## TASK REQUIREMENTS
Check each line below for "Урваново" and report how many have it, nothing else.
----------
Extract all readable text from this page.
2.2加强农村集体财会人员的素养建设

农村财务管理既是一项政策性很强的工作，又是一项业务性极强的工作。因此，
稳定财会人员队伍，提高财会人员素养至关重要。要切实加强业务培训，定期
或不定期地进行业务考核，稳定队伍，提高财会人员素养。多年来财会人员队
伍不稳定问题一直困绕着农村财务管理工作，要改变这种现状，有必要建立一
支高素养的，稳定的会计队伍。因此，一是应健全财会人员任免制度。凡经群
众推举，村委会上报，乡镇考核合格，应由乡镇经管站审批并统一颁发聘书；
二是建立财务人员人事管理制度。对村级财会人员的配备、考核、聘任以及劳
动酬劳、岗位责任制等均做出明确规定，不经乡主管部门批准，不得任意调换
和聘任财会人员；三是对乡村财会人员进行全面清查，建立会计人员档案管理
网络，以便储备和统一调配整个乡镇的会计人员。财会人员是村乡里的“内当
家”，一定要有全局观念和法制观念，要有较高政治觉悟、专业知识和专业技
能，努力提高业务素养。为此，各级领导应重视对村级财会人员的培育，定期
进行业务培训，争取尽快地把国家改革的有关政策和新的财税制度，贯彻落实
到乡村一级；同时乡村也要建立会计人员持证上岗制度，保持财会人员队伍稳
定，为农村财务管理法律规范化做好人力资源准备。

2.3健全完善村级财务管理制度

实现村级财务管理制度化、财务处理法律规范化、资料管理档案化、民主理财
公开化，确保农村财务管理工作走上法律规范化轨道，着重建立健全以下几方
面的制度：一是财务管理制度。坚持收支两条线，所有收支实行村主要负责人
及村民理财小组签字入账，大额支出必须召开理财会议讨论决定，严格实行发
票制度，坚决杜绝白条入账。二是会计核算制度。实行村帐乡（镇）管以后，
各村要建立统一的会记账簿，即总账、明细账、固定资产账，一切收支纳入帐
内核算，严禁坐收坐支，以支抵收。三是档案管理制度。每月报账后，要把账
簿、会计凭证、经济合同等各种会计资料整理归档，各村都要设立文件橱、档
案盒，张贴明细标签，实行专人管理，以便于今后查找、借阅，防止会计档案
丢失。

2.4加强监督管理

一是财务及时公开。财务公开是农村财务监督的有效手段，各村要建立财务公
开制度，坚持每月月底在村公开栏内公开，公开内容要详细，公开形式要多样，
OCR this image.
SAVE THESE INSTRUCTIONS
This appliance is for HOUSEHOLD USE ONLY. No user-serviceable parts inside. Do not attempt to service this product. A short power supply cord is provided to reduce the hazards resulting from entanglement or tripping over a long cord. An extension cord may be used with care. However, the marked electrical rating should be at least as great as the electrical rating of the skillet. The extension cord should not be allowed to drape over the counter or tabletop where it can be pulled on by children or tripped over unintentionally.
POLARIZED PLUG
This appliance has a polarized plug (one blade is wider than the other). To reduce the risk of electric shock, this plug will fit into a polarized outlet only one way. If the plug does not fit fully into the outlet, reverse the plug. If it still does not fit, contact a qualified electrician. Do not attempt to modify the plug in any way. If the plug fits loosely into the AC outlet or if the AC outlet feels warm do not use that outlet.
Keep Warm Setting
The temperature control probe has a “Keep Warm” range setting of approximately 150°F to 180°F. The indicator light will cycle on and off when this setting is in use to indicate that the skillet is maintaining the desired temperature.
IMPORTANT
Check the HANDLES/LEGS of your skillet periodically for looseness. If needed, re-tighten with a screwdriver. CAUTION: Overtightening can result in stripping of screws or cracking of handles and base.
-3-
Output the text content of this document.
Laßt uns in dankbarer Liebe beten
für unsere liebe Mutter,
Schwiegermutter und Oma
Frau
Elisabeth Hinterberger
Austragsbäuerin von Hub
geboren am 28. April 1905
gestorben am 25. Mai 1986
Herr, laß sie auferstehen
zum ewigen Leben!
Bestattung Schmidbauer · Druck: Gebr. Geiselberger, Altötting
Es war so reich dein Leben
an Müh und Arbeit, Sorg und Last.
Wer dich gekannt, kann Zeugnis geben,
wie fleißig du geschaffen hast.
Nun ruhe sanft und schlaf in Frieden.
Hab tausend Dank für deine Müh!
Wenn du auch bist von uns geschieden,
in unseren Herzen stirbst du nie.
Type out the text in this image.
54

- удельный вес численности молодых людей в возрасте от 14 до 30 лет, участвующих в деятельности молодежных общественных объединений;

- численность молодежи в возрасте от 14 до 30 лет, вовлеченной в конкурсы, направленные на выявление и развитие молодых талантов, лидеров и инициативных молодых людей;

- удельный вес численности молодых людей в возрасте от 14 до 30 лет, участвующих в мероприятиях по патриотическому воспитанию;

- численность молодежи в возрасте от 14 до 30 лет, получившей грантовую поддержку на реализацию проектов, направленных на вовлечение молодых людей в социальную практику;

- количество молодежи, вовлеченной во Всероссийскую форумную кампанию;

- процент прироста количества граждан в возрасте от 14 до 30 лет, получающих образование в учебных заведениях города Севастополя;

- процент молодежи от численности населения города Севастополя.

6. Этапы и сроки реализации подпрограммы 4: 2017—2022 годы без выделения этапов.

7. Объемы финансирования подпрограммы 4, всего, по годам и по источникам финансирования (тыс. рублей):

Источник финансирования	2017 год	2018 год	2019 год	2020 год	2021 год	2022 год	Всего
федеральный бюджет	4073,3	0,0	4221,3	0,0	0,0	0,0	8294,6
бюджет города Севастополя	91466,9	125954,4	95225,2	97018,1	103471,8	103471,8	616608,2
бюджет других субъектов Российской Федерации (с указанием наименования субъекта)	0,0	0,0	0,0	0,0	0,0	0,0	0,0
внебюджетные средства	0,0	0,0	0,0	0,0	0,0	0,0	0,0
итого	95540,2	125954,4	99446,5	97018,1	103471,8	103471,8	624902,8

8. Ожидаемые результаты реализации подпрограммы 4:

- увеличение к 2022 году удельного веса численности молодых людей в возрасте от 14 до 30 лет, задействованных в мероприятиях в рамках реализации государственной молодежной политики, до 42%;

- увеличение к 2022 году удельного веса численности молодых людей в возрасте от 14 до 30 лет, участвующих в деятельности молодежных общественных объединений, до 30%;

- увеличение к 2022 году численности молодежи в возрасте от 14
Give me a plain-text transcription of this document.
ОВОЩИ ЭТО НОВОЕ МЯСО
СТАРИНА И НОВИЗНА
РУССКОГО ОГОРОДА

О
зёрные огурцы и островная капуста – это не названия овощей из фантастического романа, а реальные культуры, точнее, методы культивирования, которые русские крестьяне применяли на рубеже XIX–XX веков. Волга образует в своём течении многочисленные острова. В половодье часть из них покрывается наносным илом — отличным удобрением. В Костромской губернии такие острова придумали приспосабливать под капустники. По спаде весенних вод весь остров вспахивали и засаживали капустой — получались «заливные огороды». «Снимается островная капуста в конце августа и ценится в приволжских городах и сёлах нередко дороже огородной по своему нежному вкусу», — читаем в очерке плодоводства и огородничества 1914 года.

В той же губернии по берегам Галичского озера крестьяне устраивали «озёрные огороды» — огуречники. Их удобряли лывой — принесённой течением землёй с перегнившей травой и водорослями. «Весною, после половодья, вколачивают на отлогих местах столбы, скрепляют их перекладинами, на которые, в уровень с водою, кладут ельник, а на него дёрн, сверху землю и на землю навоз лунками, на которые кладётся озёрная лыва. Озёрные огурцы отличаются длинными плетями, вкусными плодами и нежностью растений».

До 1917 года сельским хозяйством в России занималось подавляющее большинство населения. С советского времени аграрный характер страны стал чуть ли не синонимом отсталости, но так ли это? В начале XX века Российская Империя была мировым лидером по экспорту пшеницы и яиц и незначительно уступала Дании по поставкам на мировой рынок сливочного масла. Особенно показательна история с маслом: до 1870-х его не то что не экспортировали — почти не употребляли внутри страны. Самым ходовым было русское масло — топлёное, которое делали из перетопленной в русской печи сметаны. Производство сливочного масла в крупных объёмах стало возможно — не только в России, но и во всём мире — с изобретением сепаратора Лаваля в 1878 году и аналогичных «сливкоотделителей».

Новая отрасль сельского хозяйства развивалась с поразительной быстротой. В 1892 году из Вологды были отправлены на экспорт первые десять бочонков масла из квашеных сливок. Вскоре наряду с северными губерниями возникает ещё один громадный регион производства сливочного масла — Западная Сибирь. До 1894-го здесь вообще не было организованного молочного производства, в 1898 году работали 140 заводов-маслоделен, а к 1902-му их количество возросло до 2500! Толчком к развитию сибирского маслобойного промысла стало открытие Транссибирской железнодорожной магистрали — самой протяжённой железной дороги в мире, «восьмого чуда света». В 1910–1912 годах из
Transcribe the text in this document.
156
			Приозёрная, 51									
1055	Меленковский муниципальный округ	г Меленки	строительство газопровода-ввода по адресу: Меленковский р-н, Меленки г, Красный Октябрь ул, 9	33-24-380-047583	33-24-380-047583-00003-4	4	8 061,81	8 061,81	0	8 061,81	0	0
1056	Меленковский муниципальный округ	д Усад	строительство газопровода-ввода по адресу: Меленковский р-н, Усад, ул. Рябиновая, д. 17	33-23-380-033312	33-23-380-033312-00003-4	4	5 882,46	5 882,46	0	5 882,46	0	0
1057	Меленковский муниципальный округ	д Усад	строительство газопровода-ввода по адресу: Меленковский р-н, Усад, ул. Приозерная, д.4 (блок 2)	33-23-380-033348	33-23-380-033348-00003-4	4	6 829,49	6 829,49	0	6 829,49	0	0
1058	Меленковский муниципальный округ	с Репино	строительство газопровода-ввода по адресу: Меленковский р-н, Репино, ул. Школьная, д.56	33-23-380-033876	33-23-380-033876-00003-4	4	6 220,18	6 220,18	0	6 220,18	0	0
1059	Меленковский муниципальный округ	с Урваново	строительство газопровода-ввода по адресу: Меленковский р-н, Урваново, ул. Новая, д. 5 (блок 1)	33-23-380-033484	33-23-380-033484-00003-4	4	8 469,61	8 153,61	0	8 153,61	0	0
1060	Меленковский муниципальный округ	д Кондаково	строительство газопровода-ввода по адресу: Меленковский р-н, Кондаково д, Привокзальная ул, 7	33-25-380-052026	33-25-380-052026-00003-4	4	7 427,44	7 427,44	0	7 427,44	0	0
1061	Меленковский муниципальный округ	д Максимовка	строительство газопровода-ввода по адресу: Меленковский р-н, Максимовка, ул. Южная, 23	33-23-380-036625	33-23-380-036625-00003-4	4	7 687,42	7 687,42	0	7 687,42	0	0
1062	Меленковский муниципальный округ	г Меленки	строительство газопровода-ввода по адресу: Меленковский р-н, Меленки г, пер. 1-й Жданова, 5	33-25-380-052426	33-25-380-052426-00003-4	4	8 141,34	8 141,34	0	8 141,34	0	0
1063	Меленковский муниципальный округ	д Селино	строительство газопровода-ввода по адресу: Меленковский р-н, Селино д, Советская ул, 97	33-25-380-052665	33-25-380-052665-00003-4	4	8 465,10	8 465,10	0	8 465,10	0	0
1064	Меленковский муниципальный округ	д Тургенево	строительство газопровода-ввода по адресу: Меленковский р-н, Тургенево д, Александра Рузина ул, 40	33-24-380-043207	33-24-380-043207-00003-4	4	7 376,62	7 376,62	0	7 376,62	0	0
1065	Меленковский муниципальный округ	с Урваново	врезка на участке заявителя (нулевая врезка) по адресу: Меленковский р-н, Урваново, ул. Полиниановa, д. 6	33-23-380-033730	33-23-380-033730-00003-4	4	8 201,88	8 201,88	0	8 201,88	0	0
----------
## THE RESPONSE
2